**Dataset excerpts:**
::::::

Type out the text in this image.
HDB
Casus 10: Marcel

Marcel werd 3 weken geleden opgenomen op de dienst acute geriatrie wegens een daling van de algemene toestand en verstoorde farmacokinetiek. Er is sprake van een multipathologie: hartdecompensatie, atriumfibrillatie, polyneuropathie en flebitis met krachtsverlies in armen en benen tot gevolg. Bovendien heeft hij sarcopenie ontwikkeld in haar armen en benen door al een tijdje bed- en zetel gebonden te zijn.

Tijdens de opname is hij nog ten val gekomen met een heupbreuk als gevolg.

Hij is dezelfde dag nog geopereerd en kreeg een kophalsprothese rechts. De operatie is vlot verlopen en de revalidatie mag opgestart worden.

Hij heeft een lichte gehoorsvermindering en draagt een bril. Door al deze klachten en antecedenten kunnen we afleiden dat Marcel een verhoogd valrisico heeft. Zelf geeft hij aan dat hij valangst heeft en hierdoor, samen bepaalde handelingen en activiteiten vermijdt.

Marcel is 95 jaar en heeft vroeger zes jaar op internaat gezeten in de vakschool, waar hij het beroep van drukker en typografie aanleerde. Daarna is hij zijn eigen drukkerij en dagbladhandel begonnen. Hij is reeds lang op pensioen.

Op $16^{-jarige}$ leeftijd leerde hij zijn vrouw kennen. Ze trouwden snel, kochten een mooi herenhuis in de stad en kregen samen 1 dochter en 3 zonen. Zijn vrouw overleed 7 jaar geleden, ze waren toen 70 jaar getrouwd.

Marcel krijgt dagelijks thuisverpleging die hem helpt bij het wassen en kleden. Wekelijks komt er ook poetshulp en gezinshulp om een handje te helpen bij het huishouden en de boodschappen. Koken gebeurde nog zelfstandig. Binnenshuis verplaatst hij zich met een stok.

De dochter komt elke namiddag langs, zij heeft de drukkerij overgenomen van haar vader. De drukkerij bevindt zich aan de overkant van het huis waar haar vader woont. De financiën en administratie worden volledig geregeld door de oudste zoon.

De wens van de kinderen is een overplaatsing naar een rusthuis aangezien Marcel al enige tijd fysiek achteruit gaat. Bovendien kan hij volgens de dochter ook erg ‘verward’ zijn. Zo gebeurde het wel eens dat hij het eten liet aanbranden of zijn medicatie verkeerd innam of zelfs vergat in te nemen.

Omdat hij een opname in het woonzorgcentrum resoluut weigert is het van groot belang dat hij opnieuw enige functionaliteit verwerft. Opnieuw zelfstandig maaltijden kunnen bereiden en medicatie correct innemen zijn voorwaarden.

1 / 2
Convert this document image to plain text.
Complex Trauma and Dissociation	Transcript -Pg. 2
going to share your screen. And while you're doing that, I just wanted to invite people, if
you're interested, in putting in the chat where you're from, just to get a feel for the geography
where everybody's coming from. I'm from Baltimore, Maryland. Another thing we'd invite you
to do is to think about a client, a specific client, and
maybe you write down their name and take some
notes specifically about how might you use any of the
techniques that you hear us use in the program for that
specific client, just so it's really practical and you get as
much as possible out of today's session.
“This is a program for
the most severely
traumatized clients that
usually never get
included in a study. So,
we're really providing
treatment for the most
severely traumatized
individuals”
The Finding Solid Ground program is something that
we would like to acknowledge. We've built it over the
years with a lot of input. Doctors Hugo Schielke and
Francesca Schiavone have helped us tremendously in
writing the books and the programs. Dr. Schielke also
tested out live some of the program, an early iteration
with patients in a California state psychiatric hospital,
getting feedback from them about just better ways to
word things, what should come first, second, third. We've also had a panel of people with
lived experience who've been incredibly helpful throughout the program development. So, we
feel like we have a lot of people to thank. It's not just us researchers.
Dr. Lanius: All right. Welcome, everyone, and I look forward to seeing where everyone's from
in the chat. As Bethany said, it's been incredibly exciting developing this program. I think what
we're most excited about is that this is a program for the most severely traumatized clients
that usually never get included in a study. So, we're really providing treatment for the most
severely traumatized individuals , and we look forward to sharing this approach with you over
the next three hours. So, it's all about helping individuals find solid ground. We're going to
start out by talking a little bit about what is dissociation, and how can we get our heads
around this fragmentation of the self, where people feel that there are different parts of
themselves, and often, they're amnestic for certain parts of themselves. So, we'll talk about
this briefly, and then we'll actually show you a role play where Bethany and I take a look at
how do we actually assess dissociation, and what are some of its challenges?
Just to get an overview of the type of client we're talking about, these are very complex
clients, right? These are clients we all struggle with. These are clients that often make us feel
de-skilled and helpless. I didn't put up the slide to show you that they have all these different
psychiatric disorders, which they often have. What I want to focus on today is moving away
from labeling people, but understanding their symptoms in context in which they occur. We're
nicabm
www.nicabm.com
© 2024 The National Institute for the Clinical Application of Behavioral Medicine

::::::

**TASK OBJECTIVE:**
List each line of the entries that holds the string "komt".

**SOLUTION:**
Marcel krijgt dagelijks thuisverpleging die hem helpt bij het wassen en kleden. Wekelijks komt er ook poetshulp en gezinshulp om een handje te helpen bij het huishouden en de boodschappen. Koken gebeurde nog zelfstandig. Binnenshuis verplaatst hij zich met een stok.
De dochter komt elke namiddag langs, zij heeft de drukkerij overgenomen van haar vader. De drukkerij bevindt zich aan de overkant van het huis waar haar vader woont. De financiën en administratie worden volledig geregeld door de oudste zoon.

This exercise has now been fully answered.